Extracts from a graphics dataset:

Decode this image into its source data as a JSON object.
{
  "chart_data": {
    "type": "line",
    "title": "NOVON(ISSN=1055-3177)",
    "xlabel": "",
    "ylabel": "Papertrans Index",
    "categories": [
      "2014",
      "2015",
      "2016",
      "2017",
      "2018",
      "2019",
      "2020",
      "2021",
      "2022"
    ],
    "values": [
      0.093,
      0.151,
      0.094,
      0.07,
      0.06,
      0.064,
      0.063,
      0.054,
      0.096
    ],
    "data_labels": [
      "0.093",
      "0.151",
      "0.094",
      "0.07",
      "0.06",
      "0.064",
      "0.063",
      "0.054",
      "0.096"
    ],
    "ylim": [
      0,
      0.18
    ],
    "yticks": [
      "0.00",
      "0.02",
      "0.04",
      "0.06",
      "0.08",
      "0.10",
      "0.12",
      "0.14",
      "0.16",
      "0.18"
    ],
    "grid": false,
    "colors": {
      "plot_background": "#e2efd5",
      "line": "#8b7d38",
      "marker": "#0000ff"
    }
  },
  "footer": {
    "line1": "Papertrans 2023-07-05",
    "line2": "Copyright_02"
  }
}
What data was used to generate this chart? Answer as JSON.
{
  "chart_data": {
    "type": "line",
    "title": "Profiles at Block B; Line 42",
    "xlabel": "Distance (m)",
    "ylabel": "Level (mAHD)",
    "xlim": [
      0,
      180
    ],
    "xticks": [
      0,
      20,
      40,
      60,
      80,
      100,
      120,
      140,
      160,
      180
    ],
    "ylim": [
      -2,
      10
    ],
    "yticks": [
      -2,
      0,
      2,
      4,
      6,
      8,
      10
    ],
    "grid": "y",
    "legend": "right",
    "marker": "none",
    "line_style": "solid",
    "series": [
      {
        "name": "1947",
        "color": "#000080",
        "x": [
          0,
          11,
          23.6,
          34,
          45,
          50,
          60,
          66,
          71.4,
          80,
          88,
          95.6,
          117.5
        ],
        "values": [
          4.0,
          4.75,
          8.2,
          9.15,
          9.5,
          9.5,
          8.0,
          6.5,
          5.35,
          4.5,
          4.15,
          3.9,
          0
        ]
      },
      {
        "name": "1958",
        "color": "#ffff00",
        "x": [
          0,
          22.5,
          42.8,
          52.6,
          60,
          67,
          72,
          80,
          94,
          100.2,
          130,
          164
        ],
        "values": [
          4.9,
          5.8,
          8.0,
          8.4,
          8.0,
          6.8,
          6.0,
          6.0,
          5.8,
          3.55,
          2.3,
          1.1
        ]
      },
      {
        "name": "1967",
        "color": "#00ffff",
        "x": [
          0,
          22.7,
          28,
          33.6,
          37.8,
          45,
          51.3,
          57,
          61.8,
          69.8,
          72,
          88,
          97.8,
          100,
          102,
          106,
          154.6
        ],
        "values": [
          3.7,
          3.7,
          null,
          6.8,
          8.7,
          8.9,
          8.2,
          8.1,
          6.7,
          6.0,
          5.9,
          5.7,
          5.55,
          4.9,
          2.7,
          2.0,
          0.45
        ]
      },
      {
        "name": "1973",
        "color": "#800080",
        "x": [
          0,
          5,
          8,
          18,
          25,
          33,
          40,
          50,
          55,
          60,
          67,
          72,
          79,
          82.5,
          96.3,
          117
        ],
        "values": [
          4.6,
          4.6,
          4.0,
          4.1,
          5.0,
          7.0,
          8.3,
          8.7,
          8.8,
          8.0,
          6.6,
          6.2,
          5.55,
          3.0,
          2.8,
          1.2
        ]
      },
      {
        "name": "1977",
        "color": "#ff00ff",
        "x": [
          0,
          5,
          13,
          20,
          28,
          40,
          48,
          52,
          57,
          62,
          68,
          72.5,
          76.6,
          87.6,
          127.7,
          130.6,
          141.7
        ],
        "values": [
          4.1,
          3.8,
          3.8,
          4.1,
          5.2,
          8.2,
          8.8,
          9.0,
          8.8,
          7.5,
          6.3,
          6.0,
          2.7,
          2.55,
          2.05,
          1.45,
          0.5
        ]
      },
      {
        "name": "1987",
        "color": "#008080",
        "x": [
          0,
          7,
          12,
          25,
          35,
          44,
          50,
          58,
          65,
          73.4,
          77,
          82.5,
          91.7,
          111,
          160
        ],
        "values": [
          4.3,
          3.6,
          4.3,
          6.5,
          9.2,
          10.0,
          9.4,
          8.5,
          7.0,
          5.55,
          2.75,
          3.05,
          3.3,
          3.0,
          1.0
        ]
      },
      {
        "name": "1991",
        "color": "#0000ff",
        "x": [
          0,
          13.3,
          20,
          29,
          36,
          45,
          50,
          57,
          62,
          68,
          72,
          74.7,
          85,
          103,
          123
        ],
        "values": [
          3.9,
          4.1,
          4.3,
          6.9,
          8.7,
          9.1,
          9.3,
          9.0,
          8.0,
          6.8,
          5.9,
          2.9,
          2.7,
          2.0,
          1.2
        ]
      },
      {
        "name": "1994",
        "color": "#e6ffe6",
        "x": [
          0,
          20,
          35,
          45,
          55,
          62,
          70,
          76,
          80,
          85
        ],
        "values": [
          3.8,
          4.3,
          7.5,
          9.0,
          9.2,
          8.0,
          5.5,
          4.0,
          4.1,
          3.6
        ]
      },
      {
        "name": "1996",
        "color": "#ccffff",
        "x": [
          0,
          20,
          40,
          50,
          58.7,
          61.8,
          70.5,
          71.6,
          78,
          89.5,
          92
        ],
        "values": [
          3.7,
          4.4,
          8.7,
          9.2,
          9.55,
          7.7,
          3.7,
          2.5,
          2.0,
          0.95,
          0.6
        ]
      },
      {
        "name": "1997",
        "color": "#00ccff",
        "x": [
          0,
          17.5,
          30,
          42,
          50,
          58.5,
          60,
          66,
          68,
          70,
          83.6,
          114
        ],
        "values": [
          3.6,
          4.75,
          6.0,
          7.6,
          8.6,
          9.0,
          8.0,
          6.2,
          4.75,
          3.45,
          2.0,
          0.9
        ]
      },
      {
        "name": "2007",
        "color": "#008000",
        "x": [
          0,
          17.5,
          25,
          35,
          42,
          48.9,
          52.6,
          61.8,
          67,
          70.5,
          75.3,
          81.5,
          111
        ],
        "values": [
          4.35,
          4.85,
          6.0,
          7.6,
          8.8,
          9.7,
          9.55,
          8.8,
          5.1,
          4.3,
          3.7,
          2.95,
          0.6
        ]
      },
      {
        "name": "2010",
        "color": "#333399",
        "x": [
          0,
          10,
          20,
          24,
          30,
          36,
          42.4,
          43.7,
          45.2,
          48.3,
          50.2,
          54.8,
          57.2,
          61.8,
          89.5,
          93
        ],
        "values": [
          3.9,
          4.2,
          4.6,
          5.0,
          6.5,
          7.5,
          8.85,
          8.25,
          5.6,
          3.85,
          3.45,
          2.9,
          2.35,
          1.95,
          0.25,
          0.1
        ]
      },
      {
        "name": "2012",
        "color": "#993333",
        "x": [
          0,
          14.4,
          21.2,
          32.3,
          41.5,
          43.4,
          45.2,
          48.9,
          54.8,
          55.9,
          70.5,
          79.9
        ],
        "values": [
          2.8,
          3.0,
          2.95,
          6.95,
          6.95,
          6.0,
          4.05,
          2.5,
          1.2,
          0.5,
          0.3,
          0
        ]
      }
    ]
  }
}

WHAT NEEDS TO BE DONE:
Read through the entries and copy each line in which "Papertrans" appears.

OUTPUT:
    "ylabel": "Papertrans Index",
    "line1": "Papertrans 2023-07-05",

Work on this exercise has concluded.